* _STATED TASK_: In the listing below, locate the lines bearing the word "Cordillère". Copy every one of them.

(Stored records)
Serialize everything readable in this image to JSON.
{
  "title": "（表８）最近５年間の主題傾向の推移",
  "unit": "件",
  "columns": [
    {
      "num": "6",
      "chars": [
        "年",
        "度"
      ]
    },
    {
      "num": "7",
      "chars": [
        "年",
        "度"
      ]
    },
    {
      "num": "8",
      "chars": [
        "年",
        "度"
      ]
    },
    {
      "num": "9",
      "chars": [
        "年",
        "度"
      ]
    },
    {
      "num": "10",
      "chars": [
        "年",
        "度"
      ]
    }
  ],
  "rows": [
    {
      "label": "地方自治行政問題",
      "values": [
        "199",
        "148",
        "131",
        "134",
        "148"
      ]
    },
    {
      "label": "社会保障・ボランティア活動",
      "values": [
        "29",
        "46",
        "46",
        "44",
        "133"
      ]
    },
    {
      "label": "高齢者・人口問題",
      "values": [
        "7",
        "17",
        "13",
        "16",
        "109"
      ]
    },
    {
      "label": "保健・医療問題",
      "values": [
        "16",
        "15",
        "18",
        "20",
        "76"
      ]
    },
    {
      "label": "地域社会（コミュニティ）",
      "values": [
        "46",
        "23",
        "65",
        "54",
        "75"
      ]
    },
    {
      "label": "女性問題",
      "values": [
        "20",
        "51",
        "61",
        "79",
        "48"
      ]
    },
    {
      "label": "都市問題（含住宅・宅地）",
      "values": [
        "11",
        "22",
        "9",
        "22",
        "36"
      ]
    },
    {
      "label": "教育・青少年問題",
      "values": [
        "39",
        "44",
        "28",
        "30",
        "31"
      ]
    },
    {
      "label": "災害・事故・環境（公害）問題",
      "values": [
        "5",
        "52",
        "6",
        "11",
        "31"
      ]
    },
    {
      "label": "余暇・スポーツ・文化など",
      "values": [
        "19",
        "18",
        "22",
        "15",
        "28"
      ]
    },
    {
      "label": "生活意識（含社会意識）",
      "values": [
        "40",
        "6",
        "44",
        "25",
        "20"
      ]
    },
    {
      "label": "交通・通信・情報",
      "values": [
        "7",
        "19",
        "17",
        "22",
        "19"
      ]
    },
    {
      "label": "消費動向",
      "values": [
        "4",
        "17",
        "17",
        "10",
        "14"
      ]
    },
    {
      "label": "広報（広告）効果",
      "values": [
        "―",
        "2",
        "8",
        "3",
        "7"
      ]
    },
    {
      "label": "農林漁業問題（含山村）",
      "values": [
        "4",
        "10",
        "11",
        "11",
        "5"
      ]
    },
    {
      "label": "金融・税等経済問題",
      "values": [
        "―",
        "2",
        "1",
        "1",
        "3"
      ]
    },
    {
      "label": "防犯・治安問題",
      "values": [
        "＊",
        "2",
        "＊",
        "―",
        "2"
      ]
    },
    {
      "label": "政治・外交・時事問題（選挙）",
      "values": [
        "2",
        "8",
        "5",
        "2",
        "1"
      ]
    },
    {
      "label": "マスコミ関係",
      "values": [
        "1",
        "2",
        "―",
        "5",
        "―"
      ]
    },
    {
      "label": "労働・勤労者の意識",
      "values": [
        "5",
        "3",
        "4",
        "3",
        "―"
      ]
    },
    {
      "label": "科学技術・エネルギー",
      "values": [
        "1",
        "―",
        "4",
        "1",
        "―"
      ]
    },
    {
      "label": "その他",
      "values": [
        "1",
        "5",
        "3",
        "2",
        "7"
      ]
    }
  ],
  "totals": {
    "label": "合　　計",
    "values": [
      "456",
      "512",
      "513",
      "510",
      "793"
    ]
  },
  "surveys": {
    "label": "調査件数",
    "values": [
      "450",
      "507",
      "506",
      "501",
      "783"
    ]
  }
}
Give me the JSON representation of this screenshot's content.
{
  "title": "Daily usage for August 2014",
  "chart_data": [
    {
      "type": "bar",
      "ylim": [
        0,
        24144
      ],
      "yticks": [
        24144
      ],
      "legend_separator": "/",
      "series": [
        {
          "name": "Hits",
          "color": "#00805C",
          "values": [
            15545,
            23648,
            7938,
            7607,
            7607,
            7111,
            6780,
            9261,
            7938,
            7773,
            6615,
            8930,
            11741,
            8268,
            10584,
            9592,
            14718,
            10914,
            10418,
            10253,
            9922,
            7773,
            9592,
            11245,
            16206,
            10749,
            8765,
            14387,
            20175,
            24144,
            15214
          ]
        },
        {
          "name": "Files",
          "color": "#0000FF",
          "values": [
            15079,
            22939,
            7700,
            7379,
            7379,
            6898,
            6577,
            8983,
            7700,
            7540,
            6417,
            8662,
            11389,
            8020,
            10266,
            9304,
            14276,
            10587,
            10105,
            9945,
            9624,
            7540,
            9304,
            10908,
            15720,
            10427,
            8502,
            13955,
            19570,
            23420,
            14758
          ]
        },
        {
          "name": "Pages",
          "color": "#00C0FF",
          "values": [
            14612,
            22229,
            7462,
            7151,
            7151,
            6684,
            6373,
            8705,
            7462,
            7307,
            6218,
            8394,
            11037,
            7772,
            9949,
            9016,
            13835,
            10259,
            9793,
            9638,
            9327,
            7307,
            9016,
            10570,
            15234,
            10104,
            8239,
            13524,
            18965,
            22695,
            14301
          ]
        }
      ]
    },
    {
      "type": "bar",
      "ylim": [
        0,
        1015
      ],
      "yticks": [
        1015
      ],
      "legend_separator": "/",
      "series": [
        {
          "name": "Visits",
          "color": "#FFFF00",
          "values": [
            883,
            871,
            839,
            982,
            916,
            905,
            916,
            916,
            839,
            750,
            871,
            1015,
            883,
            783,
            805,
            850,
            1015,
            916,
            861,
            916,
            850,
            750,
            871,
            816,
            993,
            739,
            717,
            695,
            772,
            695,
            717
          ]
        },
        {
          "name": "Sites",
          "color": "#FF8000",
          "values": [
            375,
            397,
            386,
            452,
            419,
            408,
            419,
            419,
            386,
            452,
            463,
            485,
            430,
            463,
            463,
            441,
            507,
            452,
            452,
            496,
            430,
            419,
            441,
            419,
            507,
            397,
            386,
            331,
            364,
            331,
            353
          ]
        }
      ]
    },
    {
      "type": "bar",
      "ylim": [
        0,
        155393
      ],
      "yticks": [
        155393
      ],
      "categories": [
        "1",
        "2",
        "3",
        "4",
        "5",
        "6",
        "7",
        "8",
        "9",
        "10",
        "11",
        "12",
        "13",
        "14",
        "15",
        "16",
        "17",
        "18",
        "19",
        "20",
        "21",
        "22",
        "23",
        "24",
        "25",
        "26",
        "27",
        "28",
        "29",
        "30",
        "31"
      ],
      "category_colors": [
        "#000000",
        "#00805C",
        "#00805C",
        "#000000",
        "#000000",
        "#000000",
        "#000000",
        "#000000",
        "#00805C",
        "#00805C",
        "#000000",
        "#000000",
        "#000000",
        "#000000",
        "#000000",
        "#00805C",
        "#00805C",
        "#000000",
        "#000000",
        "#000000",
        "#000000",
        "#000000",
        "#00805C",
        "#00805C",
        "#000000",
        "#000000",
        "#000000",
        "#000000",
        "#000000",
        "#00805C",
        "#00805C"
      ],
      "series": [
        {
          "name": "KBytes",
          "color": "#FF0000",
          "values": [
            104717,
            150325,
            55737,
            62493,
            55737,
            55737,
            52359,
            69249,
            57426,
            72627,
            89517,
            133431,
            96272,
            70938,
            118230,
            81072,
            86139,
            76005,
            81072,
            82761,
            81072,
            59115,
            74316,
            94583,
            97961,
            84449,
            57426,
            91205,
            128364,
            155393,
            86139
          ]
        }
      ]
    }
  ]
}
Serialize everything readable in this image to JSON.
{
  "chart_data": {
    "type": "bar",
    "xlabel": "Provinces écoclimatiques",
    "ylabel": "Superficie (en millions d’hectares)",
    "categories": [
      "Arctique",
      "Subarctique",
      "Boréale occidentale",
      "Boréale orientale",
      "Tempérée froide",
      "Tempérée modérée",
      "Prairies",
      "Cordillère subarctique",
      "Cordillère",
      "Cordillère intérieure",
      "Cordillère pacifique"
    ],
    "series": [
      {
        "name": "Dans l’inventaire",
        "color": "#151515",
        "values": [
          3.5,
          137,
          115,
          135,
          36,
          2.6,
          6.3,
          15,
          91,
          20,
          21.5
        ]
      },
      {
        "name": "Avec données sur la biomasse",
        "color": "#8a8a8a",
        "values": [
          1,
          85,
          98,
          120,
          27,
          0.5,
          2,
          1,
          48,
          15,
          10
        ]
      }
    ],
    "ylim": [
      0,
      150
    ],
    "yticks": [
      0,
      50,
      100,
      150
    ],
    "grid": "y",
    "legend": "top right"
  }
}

* _TASK RESPONSE_:
      "Cordillère subarctique",
      "Cordillère",
      "Cordillère intérieure",
      "Cordillère pacifique"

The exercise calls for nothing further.